> [OBJECTIVE]
Transcribe the material in full. Nothing should differ except that the pictures are left out.

──────── RECORDED DATA ────────

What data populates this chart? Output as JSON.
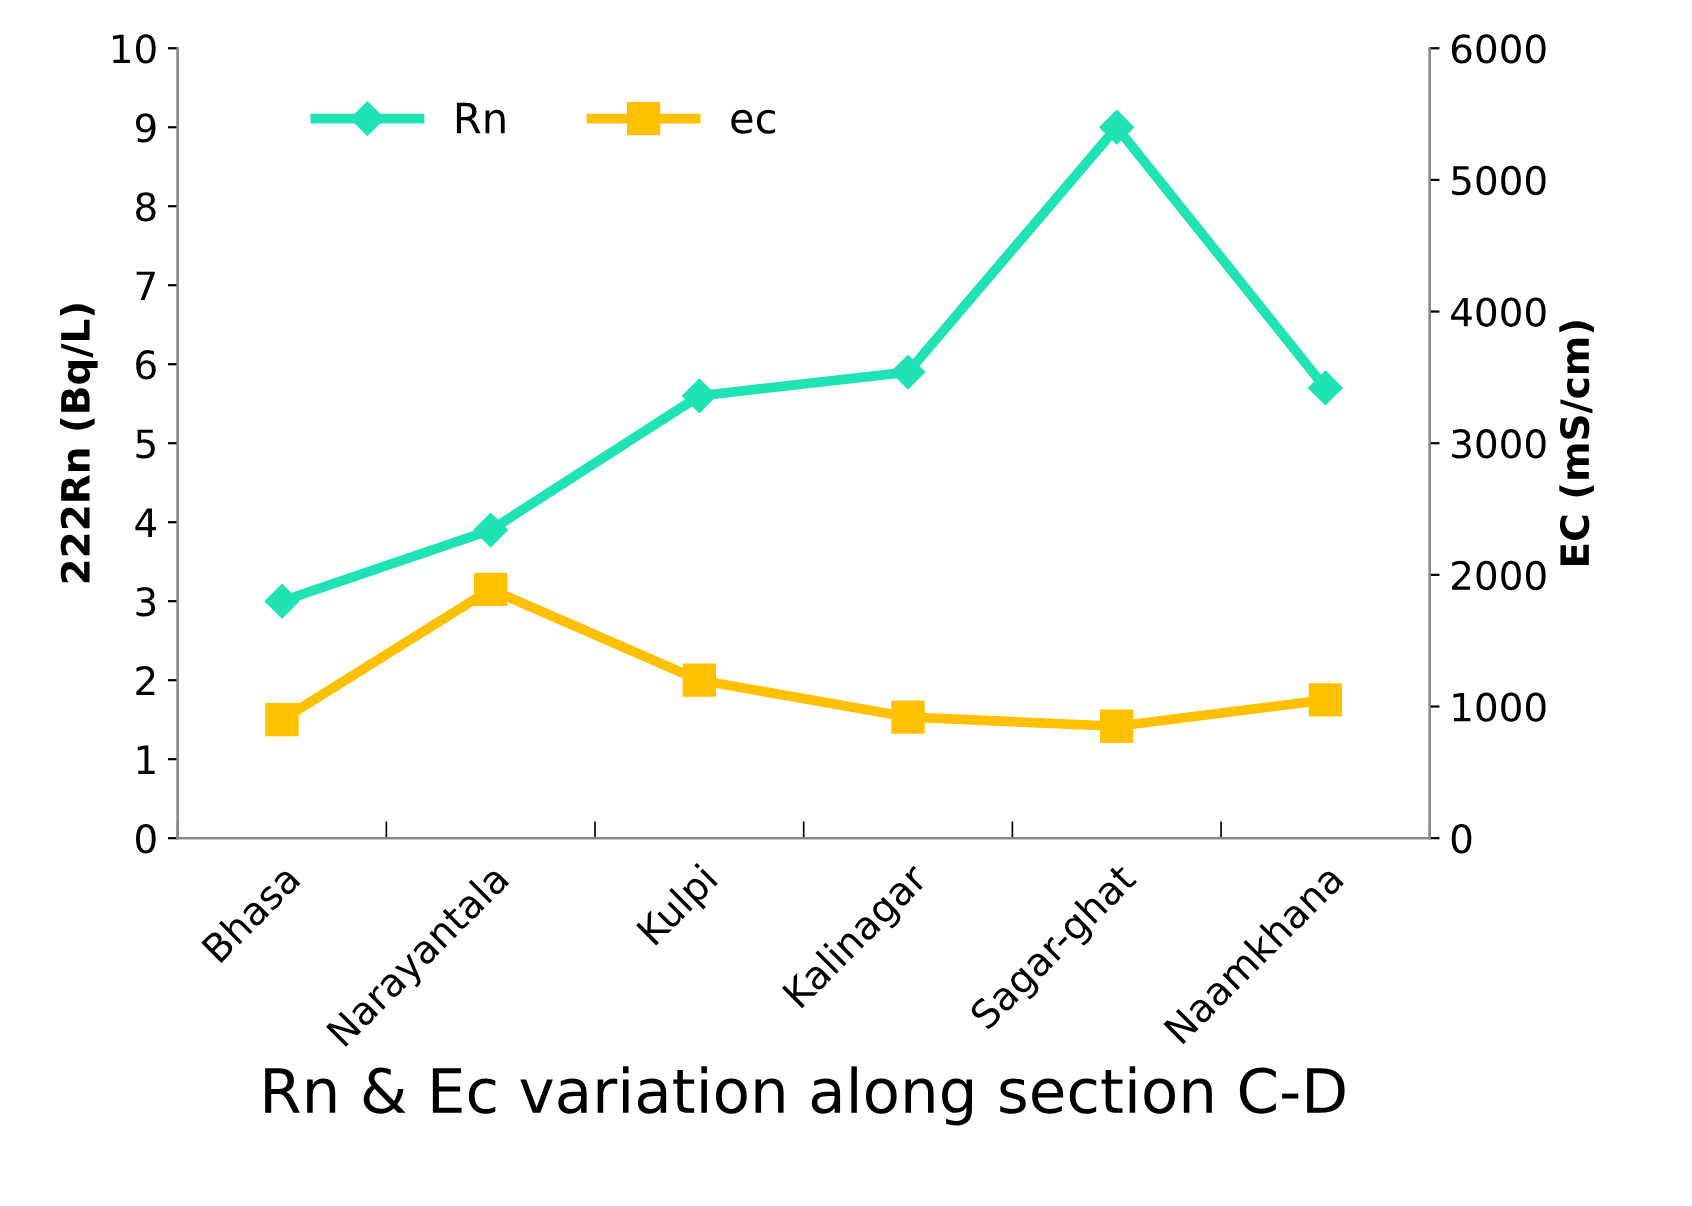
{
  "chart_data": {
    "type": "line",
    "categories": [
      "Bhasa",
      "Narayantala",
      "Kulpi",
      "Kalinagar",
      "Sagar-ghat",
      "Naamkhana"
    ],
    "series": [
      {
        "name": "Rn",
        "color": "#1fe3b4",
        "marker": "diamond",
        "values": [
          3.0,
          3.9,
          5.6,
          5.9,
          9.0,
          5.7
        ]
      },
      {
        "name": "ec",
        "color": "#ffc000",
        "marker": "square",
        "axis": "y2",
        "values": [
          900,
          1890,
          1200,
          920,
          850,
          1050
        ]
      }
    ],
    "ylabel": "222Rn (Bq/L)",
    "y2label": "EC (mS/cm)",
    "xlabel": "Rn & Ec variation along section C-D",
    "ylim": [
      0,
      10
    ],
    "yticks": [
      0,
      1,
      2,
      3,
      4,
      5,
      6,
      7,
      8,
      9,
      10
    ],
    "y2lim": [
      0,
      6000
    ],
    "y2ticks": [
      0,
      1000,
      2000,
      3000,
      4000,
      5000,
      6000
    ],
    "legend": "top left",
    "grid": false,
    "line_style": "solid"
  }
}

────────

> [RESULT OF THE TASK]
What data populates this chart? Output as JSON.
{
  "chart_data": {
    "type": "line",
    "categories": [
      "Bhasa",
      "Narayantala",
      "Kulpi",
      "Kalinagar",
      "Sagar-ghat",
      "Naamkhana"
    ],
    "series": [
      {
        "name": "Rn",
        "color": "#1fe3b4",
        "marker": "diamond",
        "values": [
          3.0,
          3.9,
          5.6,
          5.9,
          9.0,
          5.7
        ]
      },
      {
        "name": "ec",
        "color": "#ffc000",
        "marker": "square",
        "axis": "y2",
        "values": [
          900,
          1890,
          1200,
          920,
          850,
          1050
        ]
      }
    ],
    "ylabel": "222Rn (Bq/L)",
    "y2label": "EC (mS/cm)",
    "xlabel": "Rn & Ec variation along section C-D",
    "ylim": [
      0,
      10
    ],
    "yticks": [
      0,
      1,
      2,
      3,
      4,
      5,
      6,
      7,
      8,
      9,
      10
    ],
    "y2lim": [
      0,
      6000
    ],
    "y2ticks": [
      0,
      1000,
      2000,
      3000,
      4000,
      5000,
      6000
    ],
    "legend": "top left",
    "grid": false,
    "line_style": "solid"
  }
}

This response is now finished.